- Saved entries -
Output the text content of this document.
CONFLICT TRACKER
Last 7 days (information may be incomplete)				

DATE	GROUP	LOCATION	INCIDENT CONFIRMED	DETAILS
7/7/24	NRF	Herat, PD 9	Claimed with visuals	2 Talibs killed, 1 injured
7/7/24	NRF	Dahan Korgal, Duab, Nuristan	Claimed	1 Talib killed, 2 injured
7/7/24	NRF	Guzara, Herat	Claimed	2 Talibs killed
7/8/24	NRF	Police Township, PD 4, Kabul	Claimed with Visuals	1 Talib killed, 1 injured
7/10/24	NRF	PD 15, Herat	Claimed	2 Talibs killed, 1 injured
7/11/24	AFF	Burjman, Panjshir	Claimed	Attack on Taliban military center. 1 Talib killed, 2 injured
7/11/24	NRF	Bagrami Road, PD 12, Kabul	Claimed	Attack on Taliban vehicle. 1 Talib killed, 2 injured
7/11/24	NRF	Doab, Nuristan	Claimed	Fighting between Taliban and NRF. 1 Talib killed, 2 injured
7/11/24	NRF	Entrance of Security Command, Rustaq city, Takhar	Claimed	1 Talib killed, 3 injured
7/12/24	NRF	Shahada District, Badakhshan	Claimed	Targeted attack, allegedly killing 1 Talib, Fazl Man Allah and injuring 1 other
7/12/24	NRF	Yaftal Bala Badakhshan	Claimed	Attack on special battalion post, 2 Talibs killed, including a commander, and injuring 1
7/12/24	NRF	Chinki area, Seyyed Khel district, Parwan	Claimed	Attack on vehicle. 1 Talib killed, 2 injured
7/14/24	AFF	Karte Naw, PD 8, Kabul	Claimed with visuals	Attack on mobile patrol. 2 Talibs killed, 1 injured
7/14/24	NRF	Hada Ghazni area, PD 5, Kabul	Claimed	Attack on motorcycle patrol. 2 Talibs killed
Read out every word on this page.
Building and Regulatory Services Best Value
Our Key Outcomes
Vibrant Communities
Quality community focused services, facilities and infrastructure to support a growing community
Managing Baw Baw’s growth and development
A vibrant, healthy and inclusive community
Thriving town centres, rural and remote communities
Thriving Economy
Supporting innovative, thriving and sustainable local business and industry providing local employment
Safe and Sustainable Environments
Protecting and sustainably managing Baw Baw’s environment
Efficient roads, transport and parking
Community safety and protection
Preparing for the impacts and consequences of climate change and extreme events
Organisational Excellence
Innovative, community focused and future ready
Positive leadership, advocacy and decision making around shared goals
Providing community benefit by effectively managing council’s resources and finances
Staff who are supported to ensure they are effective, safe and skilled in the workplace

- To do -
Every entry must be quoted exactly as it appears above.

- Task response -
Output the text content of this document.
CONFLICT TRACKER
Last 7 days (information may be incomplete)				

DATE	GROUP	LOCATION	INCIDENT CONFIRMED	DETAILS
7/7/24	NRF	Herat, PD 9	Claimed with visuals	2 Talibs killed, 1 injured
7/7/24	NRF	Dahan Korgal, Duab, Nuristan	Claimed	1 Talib killed, 2 injured
7/7/24	NRF	Guzara, Herat	Claimed	2 Talibs killed
7/8/24	NRF	Police Township, PD 4, Kabul	Claimed with Visuals	1 Talib killed, 1 injured
7/10/24	NRF	PD 15, Herat	Claimed	2 Talibs killed, 1 injured
7/11/24	AFF	Burjman, Panjshir	Claimed	Attack on Taliban military center. 1 Talib killed, 2 injured
7/11/24	NRF	Bagrami Road, PD 12, Kabul	Claimed	Attack on Taliban vehicle. 1 Talib killed, 2 injured
7/11/24	NRF	Doab, Nuristan	Claimed	Fighting between Taliban and NRF. 1 Talib killed, 2 injured
7/11/24	NRF	Entrance of Security Command, Rustaq city, Takhar	Claimed	1 Talib killed, 3 injured
7/12/24	NRF	Shahada District, Badakhshan	Claimed	Targeted attack, allegedly killing 1 Talib, Fazl Man Allah and injuring 1 other
7/12/24	NRF	Yaftal Bala Badakhshan	Claimed	Attack on special battalion post, 2 Talibs killed, including a commander, and injuring 1
7/12/24	NRF	Chinki area, Seyyed Khel district, Parwan	Claimed	Attack on vehicle. 1 Talib killed, 2 injured
7/14/24	AFF	Karte Naw, PD 8, Kabul	Claimed with visuals	Attack on mobile patrol. 2 Talibs killed, 1 injured
7/14/24	NRF	Hada Ghazni area, PD 5, Kabul	Claimed	Attack on motorcycle patrol. 2 Talibs killed
Read out every word on this page.
Building and Regulatory Services Best Value
Our Key Outcomes
Vibrant Communities
Quality community focused services, facilities and infrastructure to support a growing community
Managing Baw Baw’s growth and development
A vibrant, healthy and inclusive community
Thriving town centres, rural and remote communities
Thriving Economy
Supporting innovative, thriving and sustainable local business and industry providing local employment
Safe and Sustainable Environments
Protecting and sustainably managing Baw Baw’s environment
Efficient roads, transport and parking
Community safety and protection
Preparing for the impacts and consequences of climate change and extreme events
Organisational Excellence
Innovative, community focused and future ready
Positive leadership, advocacy and decision making around shared goals
Providing community benefit by effectively managing council’s resources and finances
Staff who are supported to ensure they are effective, safe and skilled in the workplace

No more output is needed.